**What is being asked:** Can you reproduce every line of the records below verbatim, with nothing changed, added or left out?

**Dataset:**
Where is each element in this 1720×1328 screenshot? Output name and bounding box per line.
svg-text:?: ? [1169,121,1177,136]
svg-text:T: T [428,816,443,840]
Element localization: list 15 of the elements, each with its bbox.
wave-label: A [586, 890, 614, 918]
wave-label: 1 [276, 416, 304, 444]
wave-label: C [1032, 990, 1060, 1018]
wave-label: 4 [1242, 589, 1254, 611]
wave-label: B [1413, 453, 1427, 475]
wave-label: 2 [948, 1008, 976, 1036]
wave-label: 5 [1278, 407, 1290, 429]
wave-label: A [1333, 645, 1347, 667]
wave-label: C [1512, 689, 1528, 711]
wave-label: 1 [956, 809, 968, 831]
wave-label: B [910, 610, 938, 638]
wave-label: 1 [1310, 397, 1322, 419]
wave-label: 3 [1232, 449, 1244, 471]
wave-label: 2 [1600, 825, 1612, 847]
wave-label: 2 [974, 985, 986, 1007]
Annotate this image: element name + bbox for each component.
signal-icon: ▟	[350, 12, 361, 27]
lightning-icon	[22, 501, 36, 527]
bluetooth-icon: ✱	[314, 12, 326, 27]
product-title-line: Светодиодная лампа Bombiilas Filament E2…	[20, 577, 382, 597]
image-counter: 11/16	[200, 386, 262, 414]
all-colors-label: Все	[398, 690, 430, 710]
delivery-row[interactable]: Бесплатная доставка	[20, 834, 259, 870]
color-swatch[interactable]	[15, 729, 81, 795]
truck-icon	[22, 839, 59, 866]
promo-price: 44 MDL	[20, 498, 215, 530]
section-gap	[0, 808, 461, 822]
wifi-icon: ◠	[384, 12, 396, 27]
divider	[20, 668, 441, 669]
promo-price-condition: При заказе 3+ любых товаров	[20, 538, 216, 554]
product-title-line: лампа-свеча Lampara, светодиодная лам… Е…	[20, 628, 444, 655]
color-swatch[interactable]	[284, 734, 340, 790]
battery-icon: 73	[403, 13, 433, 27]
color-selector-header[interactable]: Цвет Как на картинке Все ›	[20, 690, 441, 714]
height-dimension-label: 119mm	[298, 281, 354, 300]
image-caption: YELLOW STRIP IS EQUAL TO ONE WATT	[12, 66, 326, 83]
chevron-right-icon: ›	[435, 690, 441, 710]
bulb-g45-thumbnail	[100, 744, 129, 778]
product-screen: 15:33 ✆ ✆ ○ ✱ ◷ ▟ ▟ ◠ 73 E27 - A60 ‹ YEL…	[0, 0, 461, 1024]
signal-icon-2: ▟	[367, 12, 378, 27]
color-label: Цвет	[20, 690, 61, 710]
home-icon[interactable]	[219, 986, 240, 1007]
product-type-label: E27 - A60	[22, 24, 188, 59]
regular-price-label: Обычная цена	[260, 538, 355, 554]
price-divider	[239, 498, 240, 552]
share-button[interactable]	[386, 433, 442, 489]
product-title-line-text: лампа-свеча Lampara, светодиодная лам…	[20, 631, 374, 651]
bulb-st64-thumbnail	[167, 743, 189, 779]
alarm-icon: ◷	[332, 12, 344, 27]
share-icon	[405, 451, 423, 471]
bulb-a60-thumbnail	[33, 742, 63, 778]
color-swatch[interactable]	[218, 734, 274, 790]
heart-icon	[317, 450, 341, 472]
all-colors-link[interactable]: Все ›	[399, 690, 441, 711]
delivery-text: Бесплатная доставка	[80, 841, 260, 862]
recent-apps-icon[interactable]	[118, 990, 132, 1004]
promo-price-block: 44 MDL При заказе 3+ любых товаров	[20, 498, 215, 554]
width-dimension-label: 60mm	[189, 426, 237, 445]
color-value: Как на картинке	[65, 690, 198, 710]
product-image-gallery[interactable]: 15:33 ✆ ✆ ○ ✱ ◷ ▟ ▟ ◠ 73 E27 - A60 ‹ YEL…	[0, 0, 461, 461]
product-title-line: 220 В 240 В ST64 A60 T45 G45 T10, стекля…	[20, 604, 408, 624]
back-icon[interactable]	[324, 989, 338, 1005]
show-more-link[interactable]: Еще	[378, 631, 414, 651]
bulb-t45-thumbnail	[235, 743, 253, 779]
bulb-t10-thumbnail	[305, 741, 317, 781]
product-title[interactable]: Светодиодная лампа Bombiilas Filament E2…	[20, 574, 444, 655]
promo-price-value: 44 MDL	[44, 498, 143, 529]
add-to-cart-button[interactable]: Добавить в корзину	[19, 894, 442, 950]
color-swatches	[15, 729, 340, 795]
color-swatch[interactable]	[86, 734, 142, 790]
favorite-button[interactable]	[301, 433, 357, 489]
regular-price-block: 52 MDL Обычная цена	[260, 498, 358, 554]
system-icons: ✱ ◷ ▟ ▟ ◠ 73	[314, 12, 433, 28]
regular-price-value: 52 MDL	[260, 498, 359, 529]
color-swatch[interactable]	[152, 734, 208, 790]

**Response for this exercise:**
Where is each element in this 1720×1328 screenshot? Output name and bounding box per line.
svg-text:?: ? [1169,121,1177,136]
svg-text:T: T [428,816,443,840]
Element localization: list 15 of the elements, each with its bbox.
wave-label: A [586, 890, 614, 918]
wave-label: 1 [276, 416, 304, 444]
wave-label: C [1032, 990, 1060, 1018]
wave-label: 4 [1242, 589, 1254, 611]
wave-label: B [1413, 453, 1427, 475]
wave-label: 2 [948, 1008, 976, 1036]
wave-label: 5 [1278, 407, 1290, 429]
wave-label: A [1333, 645, 1347, 667]
wave-label: C [1512, 689, 1528, 711]
wave-label: 1 [956, 809, 968, 831]
wave-label: B [910, 610, 938, 638]
wave-label: 1 [1310, 397, 1322, 419]
wave-label: 3 [1232, 449, 1244, 471]
wave-label: 2 [1600, 825, 1612, 847]
wave-label: 2 [974, 985, 986, 1007]
Annotate this image: element name + bbox for each component.
signal-icon: ▟	[350, 12, 361, 27]
lightning-icon	[22, 501, 36, 527]
bluetooth-icon: ✱	[314, 12, 326, 27]
product-title-line: Светодиодная лампа Bombiilas Filament E2…	[20, 577, 382, 597]
image-counter: 11/16	[200, 386, 262, 414]
all-colors-label: Все	[398, 690, 430, 710]
delivery-row[interactable]: Бесплатная доставка	[20, 834, 259, 870]
color-swatch[interactable]	[15, 729, 81, 795]
truck-icon	[22, 839, 59, 866]
promo-price: 44 MDL	[20, 498, 215, 530]
section-gap	[0, 808, 461, 822]
wifi-icon: ◠	[384, 12, 396, 27]
divider	[20, 668, 441, 669]
promo-price-condition: При заказе 3+ любых товаров	[20, 538, 216, 554]
product-title-line: лампа-свеча Lampara, светодиодная лам… Е…	[20, 628, 444, 655]
color-swatch[interactable]	[284, 734, 340, 790]
battery-icon: 73	[403, 13, 433, 27]
color-selector-header[interactable]: Цвет Как на картинке Все ›	[20, 690, 441, 714]
height-dimension-label: 119mm	[298, 281, 354, 300]
image-caption: YELLOW STRIP IS EQUAL TO ONE WATT	[12, 66, 326, 83]
chevron-right-icon: ›	[435, 690, 441, 710]
bulb-g45-thumbnail	[100, 744, 129, 778]
product-screen: 15:33 ✆ ✆ ○ ✱ ◷ ▟ ▟ ◠ 73 E27 - A60 ‹ YEL…	[0, 0, 461, 1024]
signal-icon-2: ▟	[367, 12, 378, 27]
color-label: Цвет	[20, 690, 61, 710]
home-icon[interactable]	[219, 986, 240, 1007]
product-type-label: E27 - A60	[22, 24, 188, 59]
regular-price-label: Обычная цена	[260, 538, 355, 554]
price-divider	[239, 498, 240, 552]
share-button[interactable]	[386, 433, 442, 489]
product-title-line-text: лампа-свеча Lampara, светодиодная лам…	[20, 631, 374, 651]
bulb-st64-thumbnail	[167, 743, 189, 779]
alarm-icon: ◷	[332, 12, 344, 27]
share-icon	[405, 451, 423, 471]
bulb-a60-thumbnail	[33, 742, 63, 778]
color-swatch[interactable]	[218, 734, 274, 790]
heart-icon	[317, 450, 341, 472]
all-colors-link[interactable]: Все ›	[399, 690, 441, 711]
delivery-text: Бесплатная доставка	[80, 841, 260, 862]
recent-apps-icon[interactable]	[118, 990, 132, 1004]
promo-price-block: 44 MDL При заказе 3+ любых товаров	[20, 498, 215, 554]
width-dimension-label: 60mm	[189, 426, 237, 445]
color-value: Как на картинке	[65, 690, 198, 710]
product-image-gallery[interactable]: 15:33 ✆ ✆ ○ ✱ ◷ ▟ ▟ ◠ 73 E27 - A60 ‹ YEL…	[0, 0, 461, 461]
product-title-line: 220 В 240 В ST64 A60 T45 G45 T10, стекля…	[20, 604, 408, 624]
back-icon[interactable]	[324, 989, 338, 1005]
show-more-link[interactable]: Еще	[378, 631, 414, 651]
bulb-t45-thumbnail	[235, 743, 253, 779]
bulb-t10-thumbnail	[305, 741, 317, 781]
product-title[interactable]: Светодиодная лампа Bombiilas Filament E2…	[20, 574, 444, 655]
promo-price-value: 44 MDL	[44, 498, 143, 529]
add-to-cart-button[interactable]: Добавить в корзину	[19, 894, 442, 950]
color-swatches	[15, 729, 340, 795]
color-swatch[interactable]	[86, 734, 142, 790]
favorite-button[interactable]	[301, 433, 357, 489]
regular-price-block: 52 MDL Обычная цена	[260, 498, 358, 554]
system-icons: ✱ ◷ ▟ ▟ ◠ 73	[314, 12, 433, 28]
regular-price-value: 52 MDL	[260, 498, 359, 529]
color-swatch[interactable]	[152, 734, 208, 790]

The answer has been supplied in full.